## Exercise directions:
Lines containing the word "SSTH" should be extracted in full.

## Information shown:
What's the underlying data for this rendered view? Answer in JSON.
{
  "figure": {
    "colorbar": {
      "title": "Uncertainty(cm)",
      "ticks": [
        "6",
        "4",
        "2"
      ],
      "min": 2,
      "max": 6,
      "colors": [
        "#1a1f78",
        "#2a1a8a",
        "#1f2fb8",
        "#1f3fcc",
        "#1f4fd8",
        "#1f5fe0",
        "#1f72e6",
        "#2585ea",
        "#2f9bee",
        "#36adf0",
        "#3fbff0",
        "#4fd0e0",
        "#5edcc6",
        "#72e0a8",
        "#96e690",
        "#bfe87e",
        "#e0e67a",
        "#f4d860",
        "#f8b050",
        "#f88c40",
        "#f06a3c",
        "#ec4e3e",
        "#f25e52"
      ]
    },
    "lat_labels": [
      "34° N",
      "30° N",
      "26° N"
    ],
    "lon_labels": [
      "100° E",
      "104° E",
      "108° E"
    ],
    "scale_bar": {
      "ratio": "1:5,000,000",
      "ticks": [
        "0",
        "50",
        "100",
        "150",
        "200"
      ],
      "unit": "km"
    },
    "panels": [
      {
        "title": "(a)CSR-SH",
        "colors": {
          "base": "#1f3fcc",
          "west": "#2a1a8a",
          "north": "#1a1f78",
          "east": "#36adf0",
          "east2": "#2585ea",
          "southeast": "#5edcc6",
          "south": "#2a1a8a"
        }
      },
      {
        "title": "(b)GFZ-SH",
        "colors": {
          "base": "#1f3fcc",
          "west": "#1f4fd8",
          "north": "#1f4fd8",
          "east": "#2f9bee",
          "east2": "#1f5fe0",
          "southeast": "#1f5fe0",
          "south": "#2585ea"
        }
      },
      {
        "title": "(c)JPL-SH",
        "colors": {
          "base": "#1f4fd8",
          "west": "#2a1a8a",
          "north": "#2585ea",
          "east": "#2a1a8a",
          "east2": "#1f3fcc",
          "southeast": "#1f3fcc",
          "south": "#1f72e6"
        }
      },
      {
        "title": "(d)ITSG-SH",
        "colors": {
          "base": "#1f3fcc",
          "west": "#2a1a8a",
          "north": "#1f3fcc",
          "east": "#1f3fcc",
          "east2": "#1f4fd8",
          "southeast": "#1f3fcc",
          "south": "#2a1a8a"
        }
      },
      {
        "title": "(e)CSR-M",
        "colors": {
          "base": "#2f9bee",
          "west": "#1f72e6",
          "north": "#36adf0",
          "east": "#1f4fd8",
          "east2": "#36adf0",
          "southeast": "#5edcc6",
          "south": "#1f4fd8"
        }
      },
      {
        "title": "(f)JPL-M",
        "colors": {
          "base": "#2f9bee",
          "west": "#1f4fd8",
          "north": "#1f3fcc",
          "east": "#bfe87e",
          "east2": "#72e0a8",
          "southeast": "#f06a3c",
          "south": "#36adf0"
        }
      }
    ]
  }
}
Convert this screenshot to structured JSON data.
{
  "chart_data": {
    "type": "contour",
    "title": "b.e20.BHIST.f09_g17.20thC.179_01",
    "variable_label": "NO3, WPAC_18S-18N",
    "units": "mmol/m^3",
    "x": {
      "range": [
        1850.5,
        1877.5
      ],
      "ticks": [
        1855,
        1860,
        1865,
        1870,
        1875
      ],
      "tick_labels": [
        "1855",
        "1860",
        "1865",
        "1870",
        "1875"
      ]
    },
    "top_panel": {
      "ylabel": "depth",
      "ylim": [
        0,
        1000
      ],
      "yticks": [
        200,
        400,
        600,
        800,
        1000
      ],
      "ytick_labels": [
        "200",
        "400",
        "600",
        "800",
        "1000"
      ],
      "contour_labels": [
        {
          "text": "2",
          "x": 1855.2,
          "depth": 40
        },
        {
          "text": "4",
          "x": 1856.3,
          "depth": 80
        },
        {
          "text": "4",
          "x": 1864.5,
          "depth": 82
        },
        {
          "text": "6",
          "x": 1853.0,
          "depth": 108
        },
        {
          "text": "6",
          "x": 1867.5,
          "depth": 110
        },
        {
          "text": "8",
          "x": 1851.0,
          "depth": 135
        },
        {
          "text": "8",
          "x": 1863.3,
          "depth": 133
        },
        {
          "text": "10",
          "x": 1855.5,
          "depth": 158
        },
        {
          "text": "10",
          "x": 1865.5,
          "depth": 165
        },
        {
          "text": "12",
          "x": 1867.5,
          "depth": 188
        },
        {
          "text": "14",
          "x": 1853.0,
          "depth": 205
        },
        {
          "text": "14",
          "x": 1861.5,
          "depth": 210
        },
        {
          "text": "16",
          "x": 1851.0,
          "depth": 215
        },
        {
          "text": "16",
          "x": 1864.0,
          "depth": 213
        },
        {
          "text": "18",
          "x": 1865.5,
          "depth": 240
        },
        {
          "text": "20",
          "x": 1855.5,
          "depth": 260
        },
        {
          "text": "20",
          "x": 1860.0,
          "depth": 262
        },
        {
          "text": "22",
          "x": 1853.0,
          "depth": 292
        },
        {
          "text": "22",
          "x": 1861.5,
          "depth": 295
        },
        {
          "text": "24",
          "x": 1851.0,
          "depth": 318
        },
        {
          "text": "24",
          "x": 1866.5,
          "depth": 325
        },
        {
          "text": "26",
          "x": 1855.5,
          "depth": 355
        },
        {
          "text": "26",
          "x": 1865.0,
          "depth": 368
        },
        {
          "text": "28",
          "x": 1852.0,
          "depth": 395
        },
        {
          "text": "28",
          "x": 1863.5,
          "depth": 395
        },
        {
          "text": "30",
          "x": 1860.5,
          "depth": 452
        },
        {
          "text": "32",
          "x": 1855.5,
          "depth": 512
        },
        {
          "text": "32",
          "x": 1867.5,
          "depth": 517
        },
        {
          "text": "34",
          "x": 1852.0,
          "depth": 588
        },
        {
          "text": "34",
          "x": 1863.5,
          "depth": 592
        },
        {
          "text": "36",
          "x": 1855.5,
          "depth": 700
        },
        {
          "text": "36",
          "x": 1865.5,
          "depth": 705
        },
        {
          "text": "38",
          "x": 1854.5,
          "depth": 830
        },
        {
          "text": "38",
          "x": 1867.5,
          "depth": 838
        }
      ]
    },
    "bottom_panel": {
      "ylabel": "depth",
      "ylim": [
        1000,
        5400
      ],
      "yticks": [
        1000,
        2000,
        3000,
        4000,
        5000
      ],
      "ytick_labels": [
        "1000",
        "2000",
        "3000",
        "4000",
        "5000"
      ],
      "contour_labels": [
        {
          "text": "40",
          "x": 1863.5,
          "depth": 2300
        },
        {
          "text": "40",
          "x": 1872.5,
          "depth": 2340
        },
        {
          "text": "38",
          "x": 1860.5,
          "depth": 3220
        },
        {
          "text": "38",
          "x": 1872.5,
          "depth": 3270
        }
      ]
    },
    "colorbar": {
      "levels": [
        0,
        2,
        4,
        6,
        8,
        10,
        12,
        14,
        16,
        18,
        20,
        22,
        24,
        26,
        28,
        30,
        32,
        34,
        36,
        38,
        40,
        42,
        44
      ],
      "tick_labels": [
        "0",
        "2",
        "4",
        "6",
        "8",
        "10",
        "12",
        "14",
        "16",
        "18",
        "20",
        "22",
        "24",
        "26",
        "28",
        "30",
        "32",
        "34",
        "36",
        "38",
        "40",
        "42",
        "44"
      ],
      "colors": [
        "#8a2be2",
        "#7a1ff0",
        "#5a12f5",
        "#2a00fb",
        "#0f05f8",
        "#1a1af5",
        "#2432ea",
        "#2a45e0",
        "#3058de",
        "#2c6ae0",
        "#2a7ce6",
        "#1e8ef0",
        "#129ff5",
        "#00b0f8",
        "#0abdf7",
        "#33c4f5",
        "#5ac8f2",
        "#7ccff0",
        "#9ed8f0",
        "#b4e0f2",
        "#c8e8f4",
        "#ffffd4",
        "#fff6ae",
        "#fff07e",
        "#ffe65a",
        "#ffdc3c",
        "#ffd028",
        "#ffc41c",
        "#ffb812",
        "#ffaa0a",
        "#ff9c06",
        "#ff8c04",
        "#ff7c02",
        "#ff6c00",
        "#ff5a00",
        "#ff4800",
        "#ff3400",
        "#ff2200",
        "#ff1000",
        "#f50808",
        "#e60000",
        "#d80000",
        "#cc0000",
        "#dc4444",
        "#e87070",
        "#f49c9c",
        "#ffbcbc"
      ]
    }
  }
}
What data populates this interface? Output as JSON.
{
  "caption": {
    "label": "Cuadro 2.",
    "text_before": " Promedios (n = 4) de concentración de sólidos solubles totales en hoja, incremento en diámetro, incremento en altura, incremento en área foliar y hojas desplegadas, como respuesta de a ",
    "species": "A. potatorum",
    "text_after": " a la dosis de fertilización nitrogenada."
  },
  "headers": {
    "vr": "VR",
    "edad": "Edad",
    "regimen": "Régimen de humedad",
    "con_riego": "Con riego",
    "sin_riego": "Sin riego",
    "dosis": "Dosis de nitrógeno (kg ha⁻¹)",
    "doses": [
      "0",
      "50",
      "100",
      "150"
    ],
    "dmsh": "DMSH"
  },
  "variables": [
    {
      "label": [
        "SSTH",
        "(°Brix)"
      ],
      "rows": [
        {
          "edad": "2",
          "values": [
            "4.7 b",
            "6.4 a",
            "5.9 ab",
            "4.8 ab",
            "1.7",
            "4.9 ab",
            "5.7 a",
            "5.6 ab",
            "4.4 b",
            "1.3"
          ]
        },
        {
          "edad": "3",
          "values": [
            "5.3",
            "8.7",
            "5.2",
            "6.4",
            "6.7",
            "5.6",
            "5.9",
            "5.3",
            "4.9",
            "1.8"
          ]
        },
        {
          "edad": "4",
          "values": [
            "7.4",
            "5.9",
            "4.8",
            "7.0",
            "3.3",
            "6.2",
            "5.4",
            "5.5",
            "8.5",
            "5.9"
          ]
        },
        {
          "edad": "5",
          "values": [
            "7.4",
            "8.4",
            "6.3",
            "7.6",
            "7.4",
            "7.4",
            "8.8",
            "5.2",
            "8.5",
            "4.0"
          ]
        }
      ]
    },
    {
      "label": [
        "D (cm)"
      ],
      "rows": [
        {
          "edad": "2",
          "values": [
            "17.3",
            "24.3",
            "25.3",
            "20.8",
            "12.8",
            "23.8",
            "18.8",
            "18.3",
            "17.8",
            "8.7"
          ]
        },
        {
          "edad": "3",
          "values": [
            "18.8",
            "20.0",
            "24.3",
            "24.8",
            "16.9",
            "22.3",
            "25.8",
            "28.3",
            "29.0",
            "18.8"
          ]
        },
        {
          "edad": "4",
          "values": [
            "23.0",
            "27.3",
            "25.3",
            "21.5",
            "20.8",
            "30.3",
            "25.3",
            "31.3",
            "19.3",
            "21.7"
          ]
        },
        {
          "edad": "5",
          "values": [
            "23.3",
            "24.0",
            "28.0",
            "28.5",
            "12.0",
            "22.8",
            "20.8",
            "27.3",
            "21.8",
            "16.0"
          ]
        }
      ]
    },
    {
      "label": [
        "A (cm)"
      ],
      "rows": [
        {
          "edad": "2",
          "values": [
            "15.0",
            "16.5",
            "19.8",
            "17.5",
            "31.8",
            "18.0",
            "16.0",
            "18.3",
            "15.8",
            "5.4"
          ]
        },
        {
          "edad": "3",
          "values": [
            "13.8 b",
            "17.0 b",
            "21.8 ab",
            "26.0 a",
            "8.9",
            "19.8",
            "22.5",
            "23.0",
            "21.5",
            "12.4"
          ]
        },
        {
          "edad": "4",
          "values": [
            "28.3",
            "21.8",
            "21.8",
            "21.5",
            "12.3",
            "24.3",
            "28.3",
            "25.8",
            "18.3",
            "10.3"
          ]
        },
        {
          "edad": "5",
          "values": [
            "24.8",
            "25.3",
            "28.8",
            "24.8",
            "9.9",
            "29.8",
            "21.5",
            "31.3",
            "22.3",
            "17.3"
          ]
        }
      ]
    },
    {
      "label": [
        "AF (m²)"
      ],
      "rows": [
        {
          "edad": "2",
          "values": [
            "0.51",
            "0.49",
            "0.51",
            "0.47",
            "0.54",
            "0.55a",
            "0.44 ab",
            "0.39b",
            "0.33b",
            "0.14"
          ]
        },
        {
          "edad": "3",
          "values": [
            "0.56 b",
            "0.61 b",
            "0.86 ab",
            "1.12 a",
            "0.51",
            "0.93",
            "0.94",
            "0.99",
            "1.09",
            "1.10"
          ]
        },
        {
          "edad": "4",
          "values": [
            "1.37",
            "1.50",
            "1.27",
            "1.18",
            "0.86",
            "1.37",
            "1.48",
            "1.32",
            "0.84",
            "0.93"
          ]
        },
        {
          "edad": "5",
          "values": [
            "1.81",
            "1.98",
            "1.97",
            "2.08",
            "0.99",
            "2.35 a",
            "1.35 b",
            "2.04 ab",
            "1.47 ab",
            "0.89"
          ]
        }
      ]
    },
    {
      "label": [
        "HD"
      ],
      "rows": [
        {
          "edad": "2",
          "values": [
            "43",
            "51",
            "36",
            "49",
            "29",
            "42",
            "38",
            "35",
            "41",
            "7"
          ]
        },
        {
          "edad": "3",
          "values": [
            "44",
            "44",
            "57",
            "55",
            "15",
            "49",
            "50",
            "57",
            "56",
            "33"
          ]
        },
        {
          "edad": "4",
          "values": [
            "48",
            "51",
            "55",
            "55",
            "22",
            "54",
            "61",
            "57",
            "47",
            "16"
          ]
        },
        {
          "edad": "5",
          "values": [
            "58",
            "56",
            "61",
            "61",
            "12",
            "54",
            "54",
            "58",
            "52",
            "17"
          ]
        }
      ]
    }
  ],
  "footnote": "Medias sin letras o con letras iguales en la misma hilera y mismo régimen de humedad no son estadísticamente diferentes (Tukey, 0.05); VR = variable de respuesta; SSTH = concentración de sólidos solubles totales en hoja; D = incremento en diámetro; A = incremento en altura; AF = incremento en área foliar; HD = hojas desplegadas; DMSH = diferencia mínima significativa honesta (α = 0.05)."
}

## Output for this task:
        "SSTH",
  "footnote": "Medias sin letras o con letras iguales en la misma hilera y mismo régimen de humedad no son estadísticamente diferentes (Tukey, 0.05); VR = variable de respuesta; SSTH = concentración de sólidos solubles totales en hoja; D = incremento en diámetro; A = incremento en altura; AF = incremento en área foliar; HD = hojas desplegadas; DMSH = diferencia mínima significativa honesta (α = 0.05)."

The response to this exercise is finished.